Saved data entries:
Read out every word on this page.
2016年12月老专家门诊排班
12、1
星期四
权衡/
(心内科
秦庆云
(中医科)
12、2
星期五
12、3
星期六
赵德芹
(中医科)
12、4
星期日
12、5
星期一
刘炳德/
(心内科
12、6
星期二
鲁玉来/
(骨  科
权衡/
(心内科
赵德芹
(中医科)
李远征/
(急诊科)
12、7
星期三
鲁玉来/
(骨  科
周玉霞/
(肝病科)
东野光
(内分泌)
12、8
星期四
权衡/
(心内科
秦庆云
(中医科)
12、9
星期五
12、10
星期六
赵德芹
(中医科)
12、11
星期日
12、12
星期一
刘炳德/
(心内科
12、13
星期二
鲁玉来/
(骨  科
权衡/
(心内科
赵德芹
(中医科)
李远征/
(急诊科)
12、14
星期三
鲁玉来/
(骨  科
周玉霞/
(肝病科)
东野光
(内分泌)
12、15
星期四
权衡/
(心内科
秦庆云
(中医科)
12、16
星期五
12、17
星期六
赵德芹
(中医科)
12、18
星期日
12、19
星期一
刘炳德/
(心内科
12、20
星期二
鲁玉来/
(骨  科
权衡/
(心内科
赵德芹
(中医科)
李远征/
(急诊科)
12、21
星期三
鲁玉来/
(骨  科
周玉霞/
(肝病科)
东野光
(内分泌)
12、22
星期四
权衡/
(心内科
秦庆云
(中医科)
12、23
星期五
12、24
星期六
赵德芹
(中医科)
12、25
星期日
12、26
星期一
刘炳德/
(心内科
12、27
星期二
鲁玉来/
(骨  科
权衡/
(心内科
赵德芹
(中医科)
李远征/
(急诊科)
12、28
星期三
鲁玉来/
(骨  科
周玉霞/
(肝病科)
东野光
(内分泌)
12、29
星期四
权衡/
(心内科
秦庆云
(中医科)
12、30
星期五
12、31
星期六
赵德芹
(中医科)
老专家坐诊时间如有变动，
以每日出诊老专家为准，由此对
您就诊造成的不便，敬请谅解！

● **Exercise aim**: Please restate the whole listing word for word.

● **The completed task**:
Read out every word on this page.
2016年12月老专家门诊排班
12、1
星期四
权衡/
(心内科
秦庆云
(中医科)
12、2
星期五
12、3
星期六
赵德芹
(中医科)
12、4
星期日
12、5
星期一
刘炳德/
(心内科
12、6
星期二
鲁玉来/
(骨  科
权衡/
(心内科
赵德芹
(中医科)
李远征/
(急诊科)
12、7
星期三
鲁玉来/
(骨  科
周玉霞/
(肝病科)
东野光
(内分泌)
12、8
星期四
权衡/
(心内科
秦庆云
(中医科)
12、9
星期五
12、10
星期六
赵德芹
(中医科)
12、11
星期日
12、12
星期一
刘炳德/
(心内科
12、13
星期二
鲁玉来/
(骨  科
权衡/
(心内科
赵德芹
(中医科)
李远征/
(急诊科)
12、14
星期三
鲁玉来/
(骨  科
周玉霞/
(肝病科)
东野光
(内分泌)
12、15
星期四
权衡/
(心内科
秦庆云
(中医科)
12、16
星期五
12、17
星期六
赵德芹
(中医科)
12、18
星期日
12、19
星期一
刘炳德/
(心内科
12、20
星期二
鲁玉来/
(骨  科
权衡/
(心内科
赵德芹
(中医科)
李远征/
(急诊科)
12、21
星期三
鲁玉来/
(骨  科
周玉霞/
(肝病科)
东野光
(内分泌)
12、22
星期四
权衡/
(心内科
秦庆云
(中医科)
12、23
星期五
12、24
星期六
赵德芹
(中医科)
12、25
星期日
12、26
星期一
刘炳德/
(心内科
12、27
星期二
鲁玉来/
(骨  科
权衡/
(心内科
赵德芹
(中医科)
李远征/
(急诊科)
12、28
星期三
鲁玉来/
(骨  科
周玉霞/
(肝病科)
东野光
(内分泌)
12、29
星期四
权衡/
(心内科
秦庆云
(中医科)
12、30
星期五
12、31
星期六
赵德芹
(中医科)
老专家坐诊时间如有变动，
以每日出诊老专家为准，由此对
您就诊造成的不便，敬请谅解！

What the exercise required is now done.